Retype all the entries word for word, but omit the pictures.

───── INPUT ROWS ─────

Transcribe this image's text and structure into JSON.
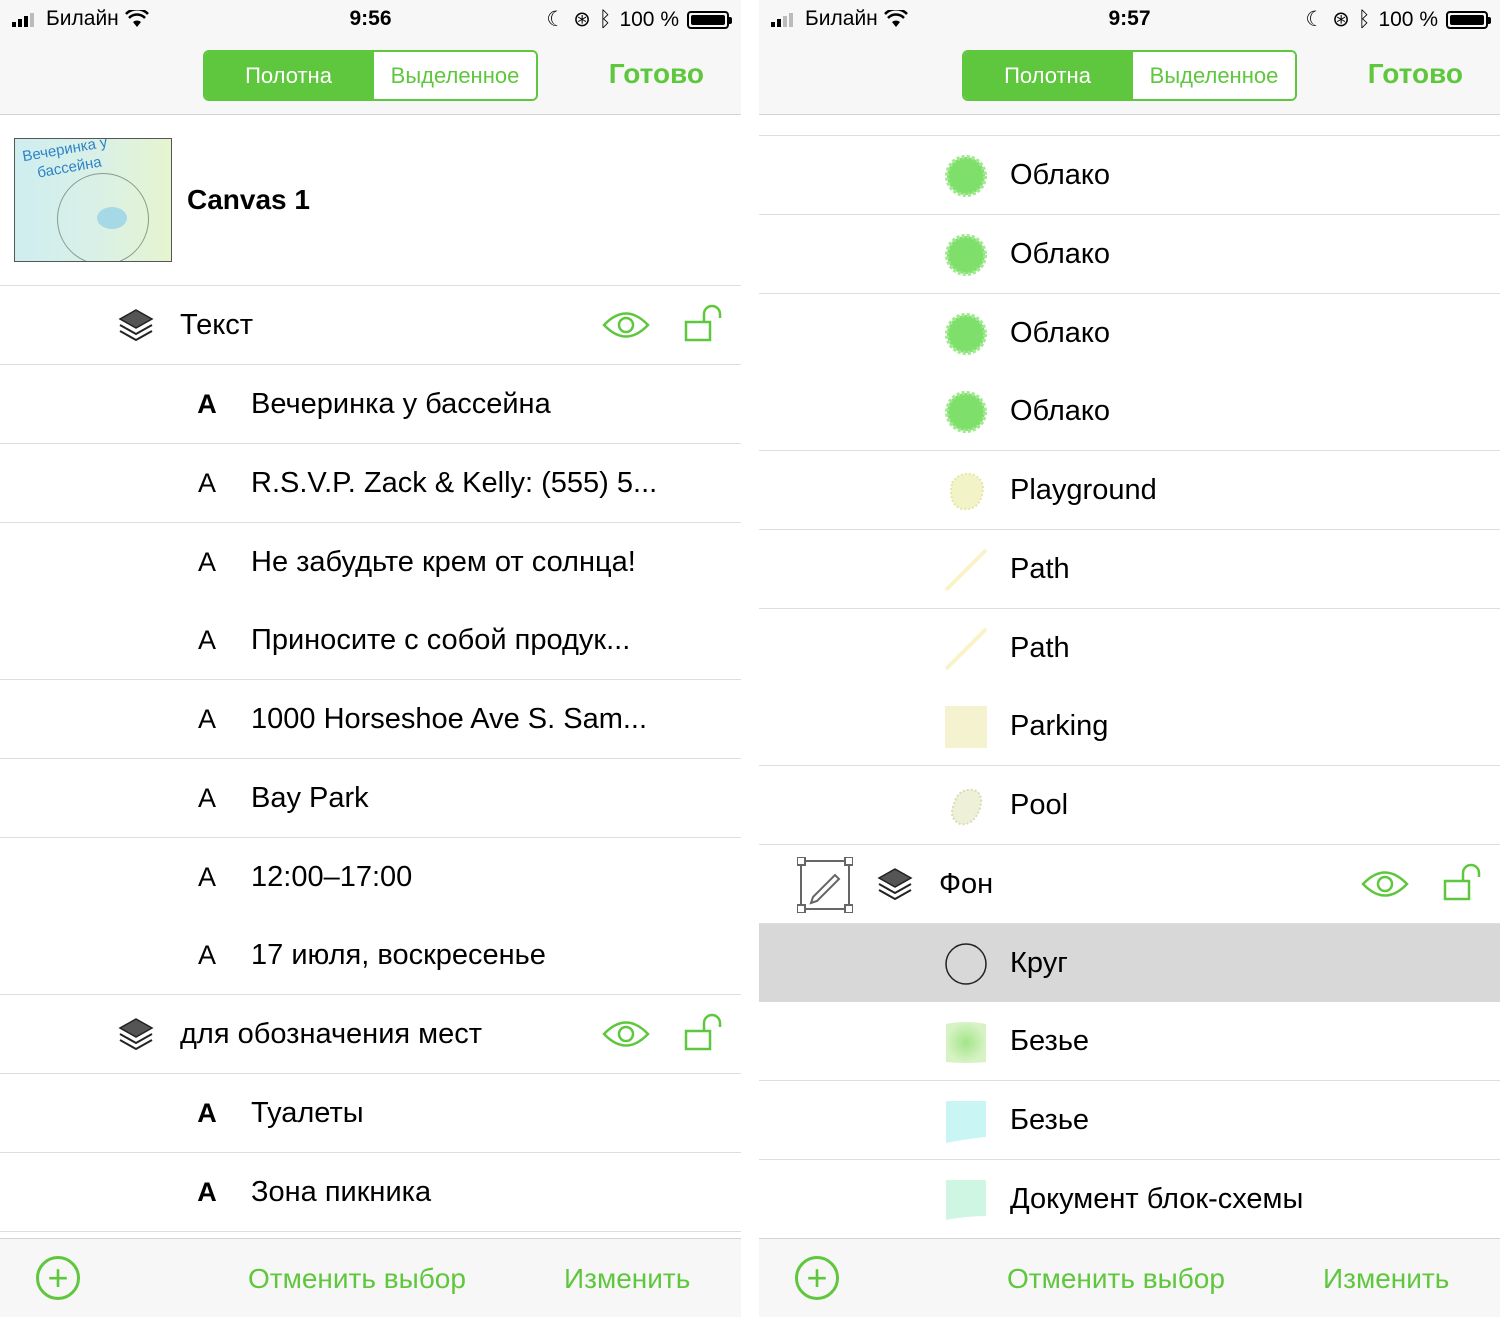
{
  "left": {
    "status": {
      "carrier": "Билайн",
      "time": "9:56",
      "battery": "100 %"
    },
    "nav": {
      "seg_canvas": "Полотна",
      "seg_selected": "Выделенное",
      "done": "Готово"
    },
    "canvas": {
      "title": "Canvas 1",
      "thumb_title_1": "Вечеринка у",
      "thumb_title_2": "бассейна"
    },
    "layer_text": {
      "label": "Текст"
    },
    "text_items": [
      {
        "glyph": "A",
        "label": "Вечеринка у  бассейна"
      },
      {
        "glyph": "A",
        "label": "R.S.V.P. Zack & Kelly: (555) 5..."
      },
      {
        "glyph": "A",
        "label": "Не забудьте крем от солнца!"
      },
      {
        "glyph": "A",
        "label": "Приносите с собой продук..."
      },
      {
        "glyph": "A",
        "label": "1000 Horseshoe Ave S. Sam..."
      },
      {
        "glyph": "A",
        "label": "Bay Park"
      },
      {
        "glyph": "A",
        "label": "12:00–17:00"
      },
      {
        "glyph": "A",
        "label": "17 июля, воскресенье"
      }
    ],
    "layer_places": {
      "label": "для обозначения мест"
    },
    "place_items": [
      {
        "glyph": "A",
        "label": "Туалеты"
      },
      {
        "glyph": "A",
        "label": "Зона пикника"
      }
    ],
    "toolbar": {
      "plus": "+",
      "deselect": "Отменить выбор",
      "edit": "Изменить"
    }
  },
  "right": {
    "status": {
      "carrier": "Билайн",
      "time": "9:57",
      "battery": "100 %"
    },
    "nav": {
      "seg_canvas": "Полотна",
      "seg_selected": "Выделенное",
      "done": "Готово"
    },
    "objects": [
      {
        "icon": "cloud-icon",
        "label": "Облако"
      },
      {
        "icon": "cloud-icon",
        "label": "Облако"
      },
      {
        "icon": "cloud-icon",
        "label": "Облако"
      },
      {
        "icon": "cloud-icon",
        "label": "Облако"
      },
      {
        "icon": "blob-icon",
        "label": "Playground"
      },
      {
        "icon": "path-icon",
        "label": "Path"
      },
      {
        "icon": "path-icon",
        "label": "Path"
      },
      {
        "icon": "square-icon",
        "label": "Parking"
      },
      {
        "icon": "pool-icon",
        "label": "Pool"
      }
    ],
    "layer_bg": {
      "label": "Фон"
    },
    "bg_items": [
      {
        "icon": "circle-icon",
        "label": "Круг",
        "selected": true
      },
      {
        "icon": "bezier-green-icon",
        "label": "Безье"
      },
      {
        "icon": "bezier-cyan-icon",
        "label": "Безье"
      },
      {
        "icon": "document-icon",
        "label": "Документ блок-схемы"
      }
    ],
    "toolbar": {
      "plus": "+",
      "deselect": "Отменить выбор",
      "edit": "Изменить"
    }
  },
  "colors": {
    "accent": "#5fc73d",
    "selected_row": "#d8d8d8"
  }
}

─────

- _EXERCISE OUTPUT_:
Transcribe this image's text and structure into JSON.
{
  "left": {
    "status": {
      "carrier": "Билайн",
      "time": "9:56",
      "battery": "100 %"
    },
    "nav": {
      "seg_canvas": "Полотна",
      "seg_selected": "Выделенное",
      "done": "Готово"
    },
    "canvas": {
      "title": "Canvas 1",
      "thumb_title_1": "Вечеринка у",
      "thumb_title_2": "бассейна"
    },
    "layer_text": {
      "label": "Текст"
    },
    "text_items": [
      {
        "glyph": "A",
        "label": "Вечеринка у  бассейна"
      },
      {
        "glyph": "A",
        "label": "R.S.V.P. Zack & Kelly: (555) 5..."
      },
      {
        "glyph": "A",
        "label": "Не забудьте крем от солнца!"
      },
      {
        "glyph": "A",
        "label": "Приносите с собой продук..."
      },
      {
        "glyph": "A",
        "label": "1000 Horseshoe Ave S. Sam..."
      },
      {
        "glyph": "A",
        "label": "Bay Park"
      },
      {
        "glyph": "A",
        "label": "12:00–17:00"
      },
      {
        "glyph": "A",
        "label": "17 июля, воскресенье"
      }
    ],
    "layer_places": {
      "label": "для обозначения мест"
    },
    "place_items": [
      {
        "glyph": "A",
        "label": "Туалеты"
      },
      {
        "glyph": "A",
        "label": "Зона пикника"
      }
    ],
    "toolbar": {
      "plus": "+",
      "deselect": "Отменить выбор",
      "edit": "Изменить"
    }
  },
  "right": {
    "status": {
      "carrier": "Билайн",
      "time": "9:57",
      "battery": "100 %"
    },
    "nav": {
      "seg_canvas": "Полотна",
      "seg_selected": "Выделенное",
      "done": "Готово"
    },
    "objects": [
      {
        "icon": "cloud-icon",
        "label": "Облако"
      },
      {
        "icon": "cloud-icon",
        "label": "Облако"
      },
      {
        "icon": "cloud-icon",
        "label": "Облако"
      },
      {
        "icon": "cloud-icon",
        "label": "Облако"
      },
      {
        "icon": "blob-icon",
        "label": "Playground"
      },
      {
        "icon": "path-icon",
        "label": "Path"
      },
      {
        "icon": "path-icon",
        "label": "Path"
      },
      {
        "icon": "square-icon",
        "label": "Parking"
      },
      {
        "icon": "pool-icon",
        "label": "Pool"
      }
    ],
    "layer_bg": {
      "label": "Фон"
    },
    "bg_items": [
      {
        "icon": "circle-icon",
        "label": "Круг",
        "selected": true
      },
      {
        "icon": "bezier-green-icon",
        "label": "Безье"
      },
      {
        "icon": "bezier-cyan-icon",
        "label": "Безье"
      },
      {
        "icon": "document-icon",
        "label": "Документ блок-схемы"
      }
    ],
    "toolbar": {
      "plus": "+",
      "deselect": "Отменить выбор",
      "edit": "Изменить"
    }
  },
  "colors": {
    "accent": "#5fc73d",
    "selected_row": "#d8d8d8"
  }
}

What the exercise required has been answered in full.